Your goal: Take down each entry exactly as written.

Recorded data:

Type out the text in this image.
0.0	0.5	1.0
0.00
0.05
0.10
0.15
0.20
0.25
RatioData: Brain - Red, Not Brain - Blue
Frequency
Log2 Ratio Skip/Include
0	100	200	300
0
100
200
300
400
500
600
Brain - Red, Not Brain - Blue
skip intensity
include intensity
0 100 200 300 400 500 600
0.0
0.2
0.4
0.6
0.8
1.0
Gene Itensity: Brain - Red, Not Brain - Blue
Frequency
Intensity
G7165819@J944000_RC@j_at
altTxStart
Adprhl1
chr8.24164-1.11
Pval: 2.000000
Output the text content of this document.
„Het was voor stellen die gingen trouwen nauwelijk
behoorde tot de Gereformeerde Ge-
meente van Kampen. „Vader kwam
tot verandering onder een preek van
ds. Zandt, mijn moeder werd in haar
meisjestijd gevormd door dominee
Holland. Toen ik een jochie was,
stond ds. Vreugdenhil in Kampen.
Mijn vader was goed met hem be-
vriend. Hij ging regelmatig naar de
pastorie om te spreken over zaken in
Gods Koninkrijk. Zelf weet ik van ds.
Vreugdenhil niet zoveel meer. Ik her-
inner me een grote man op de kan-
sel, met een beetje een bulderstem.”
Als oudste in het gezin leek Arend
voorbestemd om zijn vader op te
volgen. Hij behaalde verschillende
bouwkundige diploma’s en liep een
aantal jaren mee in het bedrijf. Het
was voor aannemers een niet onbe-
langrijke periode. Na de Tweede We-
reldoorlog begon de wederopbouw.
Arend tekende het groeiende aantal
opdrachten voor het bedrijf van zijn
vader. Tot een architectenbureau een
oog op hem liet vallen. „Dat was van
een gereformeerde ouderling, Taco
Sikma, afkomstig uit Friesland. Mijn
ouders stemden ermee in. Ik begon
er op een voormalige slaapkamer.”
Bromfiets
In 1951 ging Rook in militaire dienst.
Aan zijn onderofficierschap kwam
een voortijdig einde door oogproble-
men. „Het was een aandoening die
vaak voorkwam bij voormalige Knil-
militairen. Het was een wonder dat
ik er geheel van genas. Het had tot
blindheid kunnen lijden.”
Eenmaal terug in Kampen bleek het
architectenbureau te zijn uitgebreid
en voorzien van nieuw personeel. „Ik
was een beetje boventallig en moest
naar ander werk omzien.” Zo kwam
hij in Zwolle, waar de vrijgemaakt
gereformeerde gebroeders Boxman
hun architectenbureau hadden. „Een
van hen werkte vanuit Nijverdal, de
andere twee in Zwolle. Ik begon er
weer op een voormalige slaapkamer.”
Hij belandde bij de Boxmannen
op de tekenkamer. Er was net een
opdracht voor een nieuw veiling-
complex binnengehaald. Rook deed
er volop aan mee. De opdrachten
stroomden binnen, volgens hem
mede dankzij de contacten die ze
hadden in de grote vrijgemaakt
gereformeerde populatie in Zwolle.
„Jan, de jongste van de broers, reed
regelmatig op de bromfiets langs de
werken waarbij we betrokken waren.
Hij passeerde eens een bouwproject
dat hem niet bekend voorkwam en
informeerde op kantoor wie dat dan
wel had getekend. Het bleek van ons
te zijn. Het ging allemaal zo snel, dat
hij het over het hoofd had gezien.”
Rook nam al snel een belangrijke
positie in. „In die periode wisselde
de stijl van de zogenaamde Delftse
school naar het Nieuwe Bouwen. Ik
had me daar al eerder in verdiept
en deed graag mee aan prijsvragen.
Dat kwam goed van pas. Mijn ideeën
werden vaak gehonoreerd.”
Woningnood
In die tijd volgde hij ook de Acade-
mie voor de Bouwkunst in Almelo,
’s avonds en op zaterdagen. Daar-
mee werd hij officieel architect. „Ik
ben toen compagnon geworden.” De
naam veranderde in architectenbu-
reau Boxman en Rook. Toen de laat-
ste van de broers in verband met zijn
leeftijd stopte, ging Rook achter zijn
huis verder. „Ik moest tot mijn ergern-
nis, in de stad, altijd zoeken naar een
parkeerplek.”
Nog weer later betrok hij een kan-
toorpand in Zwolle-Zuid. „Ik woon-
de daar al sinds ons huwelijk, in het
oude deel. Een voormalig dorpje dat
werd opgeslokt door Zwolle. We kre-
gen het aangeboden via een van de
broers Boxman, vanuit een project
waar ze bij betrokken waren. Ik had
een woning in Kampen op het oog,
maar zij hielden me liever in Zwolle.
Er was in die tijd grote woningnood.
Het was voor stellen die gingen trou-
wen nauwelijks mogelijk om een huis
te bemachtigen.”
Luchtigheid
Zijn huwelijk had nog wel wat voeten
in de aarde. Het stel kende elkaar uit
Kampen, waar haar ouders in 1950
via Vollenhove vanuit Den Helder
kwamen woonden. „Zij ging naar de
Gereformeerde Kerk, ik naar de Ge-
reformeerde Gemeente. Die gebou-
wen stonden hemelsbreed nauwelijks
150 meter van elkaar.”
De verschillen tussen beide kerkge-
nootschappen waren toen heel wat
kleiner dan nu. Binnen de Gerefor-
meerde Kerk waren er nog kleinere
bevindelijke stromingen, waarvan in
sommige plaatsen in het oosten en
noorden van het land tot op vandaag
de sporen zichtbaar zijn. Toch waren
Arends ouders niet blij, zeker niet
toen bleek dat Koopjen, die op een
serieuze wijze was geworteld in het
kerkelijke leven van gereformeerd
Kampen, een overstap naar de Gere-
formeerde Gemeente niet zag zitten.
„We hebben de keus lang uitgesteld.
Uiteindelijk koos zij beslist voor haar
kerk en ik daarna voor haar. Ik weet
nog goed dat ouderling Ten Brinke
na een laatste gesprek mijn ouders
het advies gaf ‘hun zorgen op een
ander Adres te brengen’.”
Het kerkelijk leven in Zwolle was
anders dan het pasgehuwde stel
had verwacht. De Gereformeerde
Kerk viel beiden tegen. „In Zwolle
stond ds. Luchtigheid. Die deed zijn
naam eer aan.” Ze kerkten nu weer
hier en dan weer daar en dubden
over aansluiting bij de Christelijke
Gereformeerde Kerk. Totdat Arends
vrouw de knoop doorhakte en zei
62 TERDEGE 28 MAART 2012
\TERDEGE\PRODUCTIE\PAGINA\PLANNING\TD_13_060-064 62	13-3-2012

Written solution:
Type out the text in this image.
0.0	0.5	1.0
0.00
0.05
0.10
0.15
0.20
0.25
RatioData: Brain - Red, Not Brain - Blue
Frequency
Log2 Ratio Skip/Include
0	100	200	300
0
100
200
300
400
500
600
Brain - Red, Not Brain - Blue
skip intensity
include intensity
0 100 200 300 400 500 600
0.0
0.2
0.4
0.6
0.8
1.0
Gene Itensity: Brain - Red, Not Brain - Blue
Frequency
Intensity
G7165819@J944000_RC@j_at
altTxStart
Adprhl1
chr8.24164-1.11
Pval: 2.000000
Output the text content of this document.
„Het was voor stellen die gingen trouwen nauwelijk
behoorde tot de Gereformeerde Ge-
meente van Kampen. „Vader kwam
tot verandering onder een preek van
ds. Zandt, mijn moeder werd in haar
meisjestijd gevormd door dominee
Holland. Toen ik een jochie was,
stond ds. Vreugdenhil in Kampen.
Mijn vader was goed met hem be-
vriend. Hij ging regelmatig naar de
pastorie om te spreken over zaken in
Gods Koninkrijk. Zelf weet ik van ds.
Vreugdenhil niet zoveel meer. Ik her-
inner me een grote man op de kan-
sel, met een beetje een bulderstem.”
Als oudste in het gezin leek Arend
voorbestemd om zijn vader op te
volgen. Hij behaalde verschillende
bouwkundige diploma’s en liep een
aantal jaren mee in het bedrijf. Het
was voor aannemers een niet onbe-
langrijke periode. Na de Tweede We-
reldoorlog begon de wederopbouw.
Arend tekende het groeiende aantal
opdrachten voor het bedrijf van zijn
vader. Tot een architectenbureau een
oog op hem liet vallen. „Dat was van
een gereformeerde ouderling, Taco
Sikma, afkomstig uit Friesland. Mijn
ouders stemden ermee in. Ik begon
er op een voormalige slaapkamer.”
Bromfiets
In 1951 ging Rook in militaire dienst.
Aan zijn onderofficierschap kwam
een voortijdig einde door oogproble-
men. „Het was een aandoening die
vaak voorkwam bij voormalige Knil-
militairen. Het was een wonder dat
ik er geheel van genas. Het had tot
blindheid kunnen lijden.”
Eenmaal terug in Kampen bleek het
architectenbureau te zijn uitgebreid
en voorzien van nieuw personeel. „Ik
was een beetje boventallig en moest
naar ander werk omzien.” Zo kwam
hij in Zwolle, waar de vrijgemaakt
gereformeerde gebroeders Boxman
hun architectenbureau hadden. „Een
van hen werkte vanuit Nijverdal, de
andere twee in Zwolle. Ik begon er
weer op een voormalige slaapkamer.”
Hij belandde bij de Boxmannen
op de tekenkamer. Er was net een
opdracht voor een nieuw veiling-
complex binnengehaald. Rook deed
er volop aan mee. De opdrachten
stroomden binnen, volgens hem
mede dankzij de contacten die ze
hadden in de grote vrijgemaakt
gereformeerde populatie in Zwolle.
„Jan, de jongste van de broers, reed
regelmatig op de bromfiets langs de
werken waarbij we betrokken waren.
Hij passeerde eens een bouwproject
dat hem niet bekend voorkwam en
informeerde op kantoor wie dat dan
wel had getekend. Het bleek van ons
te zijn. Het ging allemaal zo snel, dat
hij het over het hoofd had gezien.”
Rook nam al snel een belangrijke
positie in. „In die periode wisselde
de stijl van de zogenaamde Delftse
school naar het Nieuwe Bouwen. Ik
had me daar al eerder in verdiept
en deed graag mee aan prijsvragen.
Dat kwam goed van pas. Mijn ideeën
werden vaak gehonoreerd.”
Woningnood
In die tijd volgde hij ook de Acade-
mie voor de Bouwkunst in Almelo,
’s avonds en op zaterdagen. Daar-
mee werd hij officieel architect. „Ik
ben toen compagnon geworden.” De
naam veranderde in architectenbu-
reau Boxman en Rook. Toen de laat-
ste van de broers in verband met zijn
leeftijd stopte, ging Rook achter zijn
huis verder. „Ik moest tot mijn ergern-
nis, in de stad, altijd zoeken naar een
parkeerplek.”
Nog weer later betrok hij een kan-
toorpand in Zwolle-Zuid. „Ik woon-
de daar al sinds ons huwelijk, in het
oude deel. Een voormalig dorpje dat
werd opgeslokt door Zwolle. We kre-
gen het aangeboden via een van de
broers Boxman, vanuit een project
waar ze bij betrokken waren. Ik had
een woning in Kampen op het oog,
maar zij hielden me liever in Zwolle.
Er was in die tijd grote woningnood.
Het was voor stellen die gingen trou-
wen nauwelijks mogelijk om een huis
te bemachtigen.”
Luchtigheid
Zijn huwelijk had nog wel wat voeten
in de aarde. Het stel kende elkaar uit
Kampen, waar haar ouders in 1950
via Vollenhove vanuit Den Helder
kwamen woonden. „Zij ging naar de
Gereformeerde Kerk, ik naar de Ge-
reformeerde Gemeente. Die gebou-
wen stonden hemelsbreed nauwelijks
150 meter van elkaar.”
De verschillen tussen beide kerkge-
nootschappen waren toen heel wat
kleiner dan nu. Binnen de Gerefor-
meerde Kerk waren er nog kleinere
bevindelijke stromingen, waarvan in
sommige plaatsen in het oosten en
noorden van het land tot op vandaag
de sporen zichtbaar zijn. Toch waren
Arends ouders niet blij, zeker niet
toen bleek dat Koopjen, die op een
serieuze wijze was geworteld in het
kerkelijke leven van gereformeerd
Kampen, een overstap naar de Gere-
formeerde Gemeente niet zag zitten.
„We hebben de keus lang uitgesteld.
Uiteindelijk koos zij beslist voor haar
kerk en ik daarna voor haar. Ik weet
nog goed dat ouderling Ten Brinke
na een laatste gesprek mijn ouders
het advies gaf ‘hun zorgen op een
ander Adres te brengen’.”
Het kerkelijk leven in Zwolle was
anders dan het pasgehuwde stel
had verwacht. De Gereformeerde
Kerk viel beiden tegen. „In Zwolle
stond ds. Luchtigheid. Die deed zijn
naam eer aan.” Ze kerkten nu weer
hier en dan weer daar en dubden
over aansluiting bij de Christelijke
Gereformeerde Kerk. Totdat Arends
vrouw de knoop doorhakte en zei
62 TERDEGE 28 MAART 2012
\TERDEGE\PRODUCTIE\PAGINA\PLANNING\TD_13_060-064 62	13-3-2012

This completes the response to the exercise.